### WRITTEN INSTRUCTION
Each line containing the word "Arctic" needs to be copied.

** START INPUT ROWS **

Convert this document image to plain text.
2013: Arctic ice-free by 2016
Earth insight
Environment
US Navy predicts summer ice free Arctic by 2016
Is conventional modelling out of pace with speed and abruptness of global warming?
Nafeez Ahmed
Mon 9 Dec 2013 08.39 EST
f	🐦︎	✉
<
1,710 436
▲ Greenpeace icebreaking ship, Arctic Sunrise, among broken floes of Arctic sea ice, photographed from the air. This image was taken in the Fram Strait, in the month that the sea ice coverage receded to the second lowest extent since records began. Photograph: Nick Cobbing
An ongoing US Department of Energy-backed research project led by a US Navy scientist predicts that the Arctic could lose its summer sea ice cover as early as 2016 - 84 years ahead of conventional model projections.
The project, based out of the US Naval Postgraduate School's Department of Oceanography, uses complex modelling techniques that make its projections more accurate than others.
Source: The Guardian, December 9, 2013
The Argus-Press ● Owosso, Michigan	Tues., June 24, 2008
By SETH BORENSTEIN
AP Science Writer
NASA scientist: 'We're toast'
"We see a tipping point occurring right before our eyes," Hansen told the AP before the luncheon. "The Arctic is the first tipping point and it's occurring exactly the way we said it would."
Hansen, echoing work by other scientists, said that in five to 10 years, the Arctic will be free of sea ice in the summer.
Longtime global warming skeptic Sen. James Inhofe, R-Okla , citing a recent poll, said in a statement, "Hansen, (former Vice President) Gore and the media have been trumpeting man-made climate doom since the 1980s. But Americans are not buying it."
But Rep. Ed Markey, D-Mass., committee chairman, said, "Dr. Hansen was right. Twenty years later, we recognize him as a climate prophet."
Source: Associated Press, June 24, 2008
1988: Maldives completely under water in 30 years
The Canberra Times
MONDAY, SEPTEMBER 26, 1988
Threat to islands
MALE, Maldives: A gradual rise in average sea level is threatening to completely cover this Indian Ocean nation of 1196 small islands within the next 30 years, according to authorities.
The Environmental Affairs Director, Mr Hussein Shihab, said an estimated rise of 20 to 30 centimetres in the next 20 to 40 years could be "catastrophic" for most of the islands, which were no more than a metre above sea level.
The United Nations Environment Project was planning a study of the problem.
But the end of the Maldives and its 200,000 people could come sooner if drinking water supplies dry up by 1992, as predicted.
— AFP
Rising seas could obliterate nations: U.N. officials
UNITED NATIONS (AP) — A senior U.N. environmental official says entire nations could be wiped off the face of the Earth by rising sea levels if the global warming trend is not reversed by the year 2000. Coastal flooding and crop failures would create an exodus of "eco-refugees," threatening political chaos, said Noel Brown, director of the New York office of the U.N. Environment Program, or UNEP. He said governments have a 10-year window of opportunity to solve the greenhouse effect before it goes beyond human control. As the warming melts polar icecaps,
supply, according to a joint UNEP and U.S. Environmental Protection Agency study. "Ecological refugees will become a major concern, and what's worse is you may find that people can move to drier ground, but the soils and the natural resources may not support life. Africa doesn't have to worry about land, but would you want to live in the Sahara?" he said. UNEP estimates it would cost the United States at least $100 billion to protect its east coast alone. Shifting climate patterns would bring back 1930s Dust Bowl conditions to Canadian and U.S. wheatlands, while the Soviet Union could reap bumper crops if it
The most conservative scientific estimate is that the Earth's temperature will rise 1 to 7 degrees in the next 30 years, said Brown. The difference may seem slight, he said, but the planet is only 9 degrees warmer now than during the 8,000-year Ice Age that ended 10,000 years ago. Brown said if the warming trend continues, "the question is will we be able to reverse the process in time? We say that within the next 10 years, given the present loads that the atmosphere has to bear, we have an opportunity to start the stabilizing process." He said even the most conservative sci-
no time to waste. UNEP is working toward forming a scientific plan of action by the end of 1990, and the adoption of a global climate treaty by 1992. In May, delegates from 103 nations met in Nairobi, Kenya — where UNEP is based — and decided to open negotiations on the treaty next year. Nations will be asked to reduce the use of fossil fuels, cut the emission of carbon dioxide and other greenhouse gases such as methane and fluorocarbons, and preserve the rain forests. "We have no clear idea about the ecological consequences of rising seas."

** END INPUT ROWS **

### TASK SOLUTION
2013: Arctic ice-free by 2016
US Navy predicts summer ice free Arctic by 2016
▲ Greenpeace icebreaking ship, Arctic Sunrise, among broken floes of Arctic sea ice, photographed from the air. This image was taken in the Fram Strait, in the month that the sea ice coverage receded to the second lowest extent since records began. Photograph: Nick Cobbing
An ongoing US Department of Energy-backed research project led by a US Navy scientist predicts that the Arctic could lose its summer sea ice cover as early as 2016 - 84 years ahead of conventional model projections.
"We see a tipping point occurring right before our eyes," Hansen told the AP before the luncheon. "The Arctic is the first tipping point and it's occurring exactly the way we said it would."
Hansen, echoing work by other scientists, said that in five to 10 years, the Arctic will be free of sea ice in the summer.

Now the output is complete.